- _YOUR GOAL_: Exclude all pictures, then copy each of the records exactly as written.

Records that describe figures
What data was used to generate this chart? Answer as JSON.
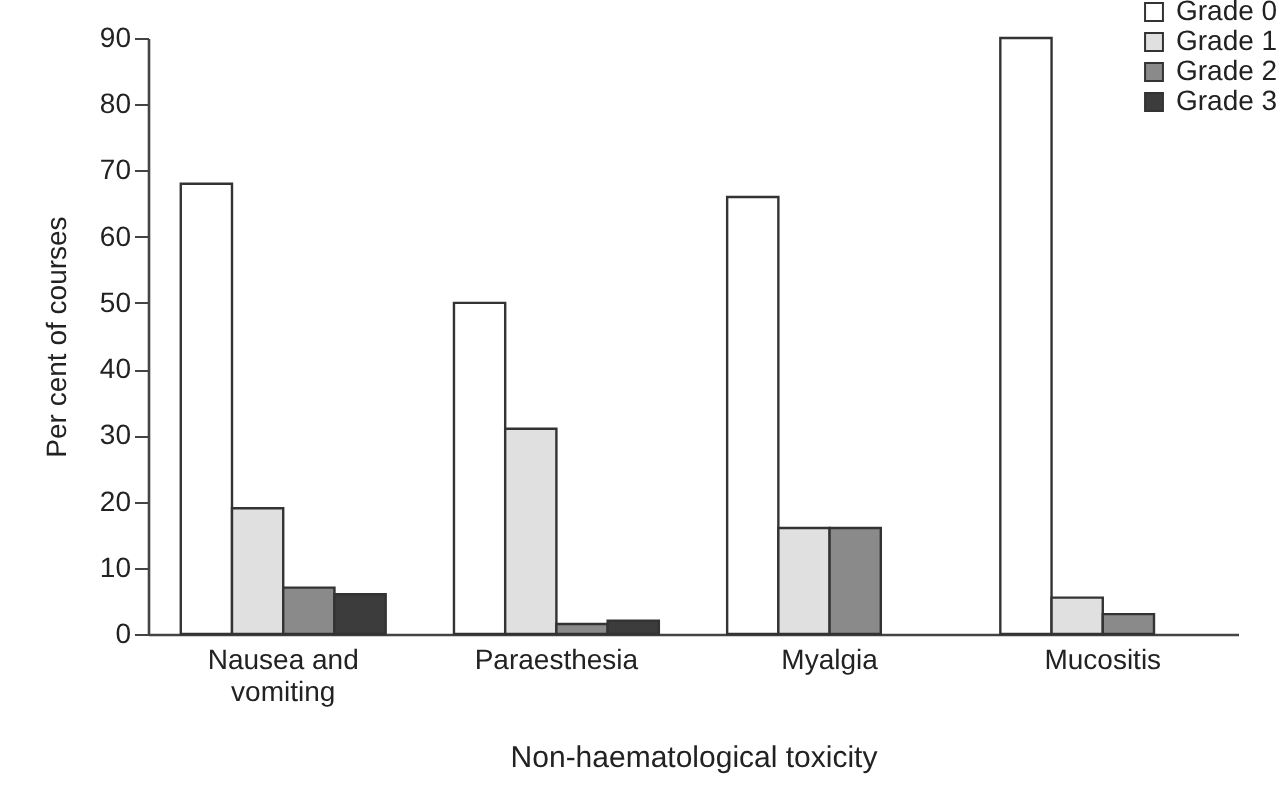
{
  "chart_data": {
    "type": "bar",
    "xlabel": "Non-haematological toxicity",
    "ylabel": "Per cent of courses",
    "categories": [
      "Nausea and vomiting",
      "Paraesthesia",
      "Myalgia",
      "Mucositis"
    ],
    "series": [
      {
        "name": "Grade 0",
        "color": "#ffffff",
        "values": [
          68,
          50,
          66,
          90
        ]
      },
      {
        "name": "Grade 1",
        "color": "#e0e0e0",
        "values": [
          19,
          31,
          16,
          5.5
        ]
      },
      {
        "name": "Grade 2",
        "color": "#8a8a8a",
        "values": [
          7,
          1.5,
          16,
          3
        ]
      },
      {
        "name": "Grade 3",
        "color": "#3c3c3c",
        "values": [
          6,
          2,
          null,
          null
        ]
      }
    ],
    "ylim": [
      0,
      90
    ],
    "yticks": [
      0,
      10,
      20,
      30,
      40,
      50,
      60,
      70,
      80,
      90
    ],
    "grid": false,
    "legend": "top right"
  }
}
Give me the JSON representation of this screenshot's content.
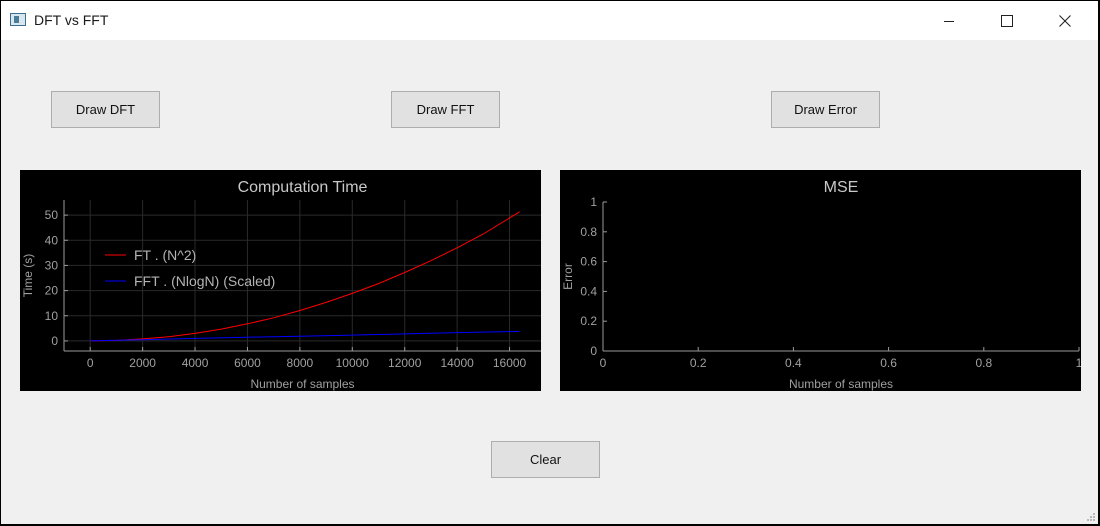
{
  "window": {
    "title": "DFT vs FFT",
    "controls": [
      "minimize",
      "maximize",
      "close"
    ]
  },
  "buttons": {
    "draw_dft": "Draw DFT",
    "draw_fft": "Draw FFT",
    "draw_error": "Draw Error",
    "clear": "Clear"
  },
  "colors": {
    "ft_series": "#ff0000",
    "fft_series": "#0000ff",
    "plot_background": "#000000",
    "axis_text": "#a0a0a0"
  },
  "chart_data": [
    {
      "type": "line",
      "title": "Computation Time",
      "xlabel": "Number of samples",
      "ylabel": "Time (s)",
      "xlim": [
        -1000,
        17200
      ],
      "ylim": [
        -4,
        56
      ],
      "xticks": [
        0,
        2000,
        4000,
        6000,
        8000,
        10000,
        12000,
        14000,
        16000
      ],
      "yticks": [
        0,
        10,
        20,
        30,
        40,
        50
      ],
      "grid": true,
      "legend": "top-left",
      "series": [
        {
          "name": "FT . (N^2)",
          "color": "#ff0000",
          "x": [
            0,
            1000,
            2000,
            3000,
            4000,
            5000,
            6000,
            7000,
            8000,
            9000,
            10000,
            11000,
            12000,
            13000,
            14000,
            15000,
            16384
          ],
          "y": [
            0,
            0.2,
            0.8,
            1.7,
            3.0,
            4.7,
            6.8,
            9.2,
            12.1,
            15.3,
            18.9,
            22.8,
            27.2,
            31.9,
            37.0,
            42.5,
            51.3
          ]
        },
        {
          "name": "FFT . (NlogN) (Scaled)",
          "color": "#0000ff",
          "x": [
            0,
            2000,
            4000,
            6000,
            8000,
            10000,
            12000,
            14000,
            16384
          ],
          "y": [
            0,
            0.5,
            1.0,
            1.5,
            1.9,
            2.3,
            2.8,
            3.3,
            3.8
          ]
        }
      ]
    },
    {
      "type": "line",
      "title": "MSE",
      "xlabel": "Number of samples",
      "ylabel": "Error",
      "xlim": [
        0,
        1
      ],
      "ylim": [
        0,
        1
      ],
      "xticks": [
        0,
        0.2,
        0.4,
        0.6,
        0.8,
        1
      ],
      "yticks": [
        0,
        0.2,
        0.4,
        0.6,
        0.8,
        1
      ],
      "grid": false,
      "series": []
    }
  ]
}
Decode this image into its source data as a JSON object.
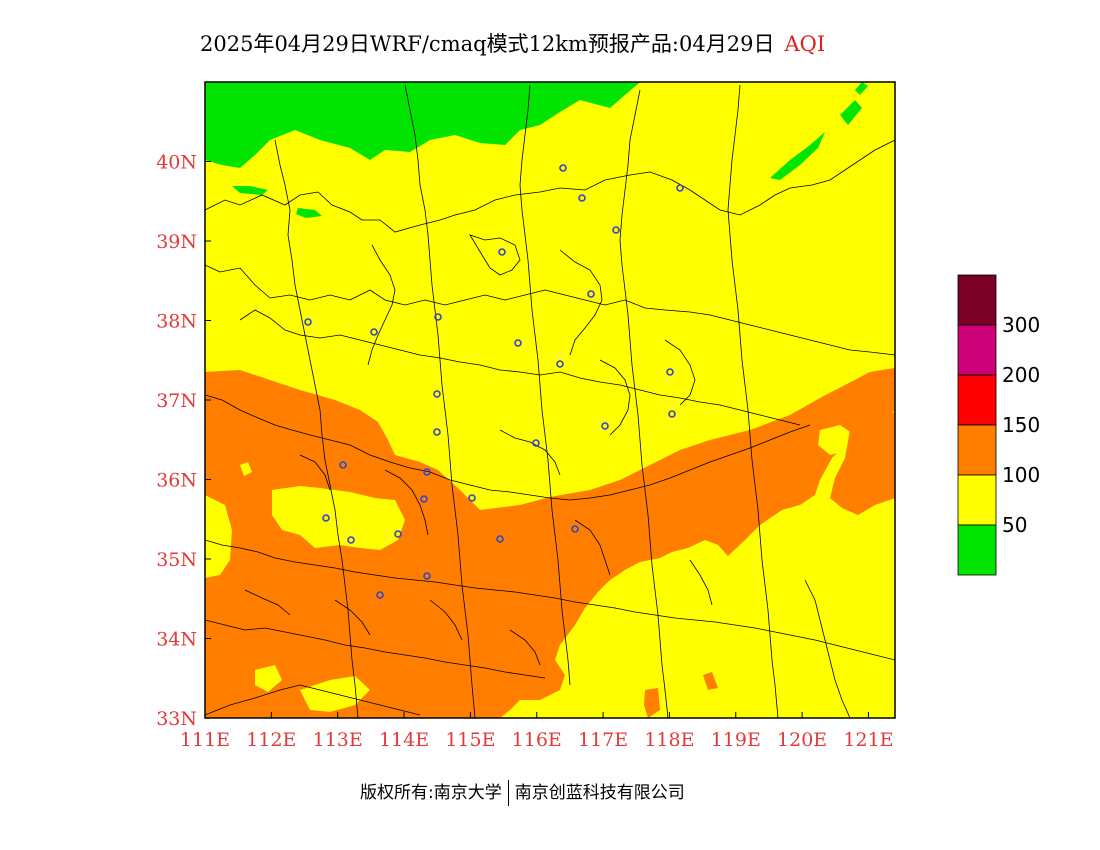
{
  "header": {
    "title": "2025年04月29日WRF/cmaq模式12km预报产品:04月29日",
    "variable": "AQI"
  },
  "footer": {
    "left": "版权所有:南京大学",
    "right": "南京创蓝科技有限公司"
  },
  "axes": {
    "lon_labels": [
      "111E",
      "112E",
      "113E",
      "114E",
      "115E",
      "116E",
      "117E",
      "118E",
      "119E",
      "120E",
      "121E"
    ],
    "lat_labels": [
      "40N",
      "39N",
      "38N",
      "37N",
      "36N",
      "35N",
      "34N",
      "33N"
    ]
  },
  "legend": {
    "colors": [
      "#7a0026",
      "#cc0077",
      "#ff0000",
      "#ff7e00",
      "#ffff00",
      "#00e400"
    ],
    "labels": [
      "300",
      "200",
      "150",
      "100",
      "50"
    ]
  },
  "chart_data": {
    "type": "heatmap",
    "title": "2025年04月29日WRF/cmaq模式12km预报产品:04月29日",
    "variable": "AQI",
    "xlim": [
      111,
      121.4
    ],
    "ylim": [
      33,
      41
    ],
    "categories": [
      {
        "range": "0-50",
        "color": "#00e400",
        "region": "northern edge (~40-41N, 111-117E) and small patch near 120E 39.8N"
      },
      {
        "range": "50-100",
        "color": "#ffff00",
        "region": "most of domain north of ~36.5N and southeast of ~34.5N"
      },
      {
        "range": "100-150",
        "color": "#ff7e00",
        "region": "southwest-to-northeast band from ~111E 33-37N to ~121E 36.5N"
      },
      {
        "range": "150-200",
        "color": "#ff0000",
        "region": "none"
      },
      {
        "range": "200-300",
        "color": "#cc0077",
        "region": "none"
      },
      {
        "range": ">300",
        "color": "#7a0026",
        "region": "none"
      }
    ],
    "city_markers": 27
  }
}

- _WRITTEN SOLUTION_:
What data was used to generate this chart? Answer as JSON.
{
  "chart_data": {
    "type": "bar",
    "xlabel": "Non-haematological toxicity",
    "ylabel": "Per cent of courses",
    "categories": [
      "Nausea and vomiting",
      "Paraesthesia",
      "Myalgia",
      "Mucositis"
    ],
    "series": [
      {
        "name": "Grade 0",
        "color": "#ffffff",
        "values": [
          68,
          50,
          66,
          90
        ]
      },
      {
        "name": "Grade 1",
        "color": "#e0e0e0",
        "values": [
          19,
          31,
          16,
          5.5
        ]
      },
      {
        "name": "Grade 2",
        "color": "#8a8a8a",
        "values": [
          7,
          1.5,
          16,
          3
        ]
      },
      {
        "name": "Grade 3",
        "color": "#3c3c3c",
        "values": [
          6,
          2,
          null,
          null
        ]
      }
    ],
    "ylim": [
      0,
      90
    ],
    "yticks": [
      0,
      10,
      20,
      30,
      40,
      50,
      60,
      70,
      80,
      90
    ],
    "grid": false,
    "legend": "top right"
  }
}
Give me the JSON representation of this screenshot's content.
{
  "window": {
    "title": "DFT vs FFT",
    "controls": [
      "minimize",
      "maximize",
      "close"
    ]
  },
  "buttons": {
    "draw_dft": "Draw DFT",
    "draw_fft": "Draw FFT",
    "draw_error": "Draw Error",
    "clear": "Clear"
  },
  "colors": {
    "ft_series": "#ff0000",
    "fft_series": "#0000ff",
    "plot_background": "#000000",
    "axis_text": "#a0a0a0"
  },
  "chart_data": [
    {
      "type": "line",
      "title": "Computation Time",
      "xlabel": "Number of samples",
      "ylabel": "Time (s)",
      "xlim": [
        -1000,
        17200
      ],
      "ylim": [
        -4,
        56
      ],
      "xticks": [
        0,
        2000,
        4000,
        6000,
        8000,
        10000,
        12000,
        14000,
        16000
      ],
      "yticks": [
        0,
        10,
        20,
        30,
        40,
        50
      ],
      "grid": true,
      "legend": "top-left",
      "series": [
        {
          "name": "FT . (N^2)",
          "color": "#ff0000",
          "x": [
            0,
            1000,
            2000,
            3000,
            4000,
            5000,
            6000,
            7000,
            8000,
            9000,
            10000,
            11000,
            12000,
            13000,
            14000,
            15000,
            16384
          ],
          "y": [
            0,
            0.2,
            0.8,
            1.7,
            3.0,
            4.7,
            6.8,
            9.2,
            12.1,
            15.3,
            18.9,
            22.8,
            27.2,
            31.9,
            37.0,
            42.5,
            51.3
          ]
        },
        {
          "name": "FFT . (NlogN) (Scaled)",
          "color": "#0000ff",
          "x": [
            0,
            2000,
            4000,
            6000,
            8000,
            10000,
            12000,
            14000,
            16384
          ],
          "y": [
            0,
            0.5,
            1.0,
            1.5,
            1.9,
            2.3,
            2.8,
            3.3,
            3.8
          ]
        }
      ]
    },
    {
      "type": "line",
      "title": "MSE",
      "xlabel": "Number of samples",
      "ylabel": "Error",
      "xlim": [
        0,
        1
      ],
      "ylim": [
        0,
        1
      ],
      "xticks": [
        0,
        0.2,
        0.4,
        0.6,
        0.8,
        1
      ],
      "yticks": [
        0,
        0.2,
        0.4,
        0.6,
        0.8,
        1
      ],
      "grid": false,
      "series": []
    }
  ]
}
Decode this image into its source data as a JSON object.
{
  "header": {
    "title": "2025年04月29日WRF/cmaq模式12km预报产品:04月29日",
    "variable": "AQI"
  },
  "footer": {
    "left": "版权所有:南京大学",
    "right": "南京创蓝科技有限公司"
  },
  "axes": {
    "lon_labels": [
      "111E",
      "112E",
      "113E",
      "114E",
      "115E",
      "116E",
      "117E",
      "118E",
      "119E",
      "120E",
      "121E"
    ],
    "lat_labels": [
      "40N",
      "39N",
      "38N",
      "37N",
      "36N",
      "35N",
      "34N",
      "33N"
    ]
  },
  "legend": {
    "colors": [
      "#7a0026",
      "#cc0077",
      "#ff0000",
      "#ff7e00",
      "#ffff00",
      "#00e400"
    ],
    "labels": [
      "300",
      "200",
      "150",
      "100",
      "50"
    ]
  },
  "chart_data": {
    "type": "heatmap",
    "title": "2025年04月29日WRF/cmaq模式12km预报产品:04月29日",
    "variable": "AQI",
    "xlim": [
      111,
      121.4
    ],
    "ylim": [
      33,
      41
    ],
    "categories": [
      {
        "range": "0-50",
        "color": "#00e400",
        "region": "northern edge (~40-41N, 111-117E) and small patch near 120E 39.8N"
      },
      {
        "range": "50-100",
        "color": "#ffff00",
        "region": "most of domain north of ~36.5N and southeast of ~34.5N"
      },
      {
        "range": "100-150",
        "color": "#ff7e00",
        "region": "southwest-to-northeast band from ~111E 33-37N to ~121E 36.5N"
      },
      {
        "range": "150-200",
        "color": "#ff0000",
        "region": "none"
      },
      {
        "range": "200-300",
        "color": "#cc0077",
        "region": "none"
      },
      {
        "range": ">300",
        "color": "#7a0026",
        "region": "none"
      }
    ],
    "city_markers": 27
  }
}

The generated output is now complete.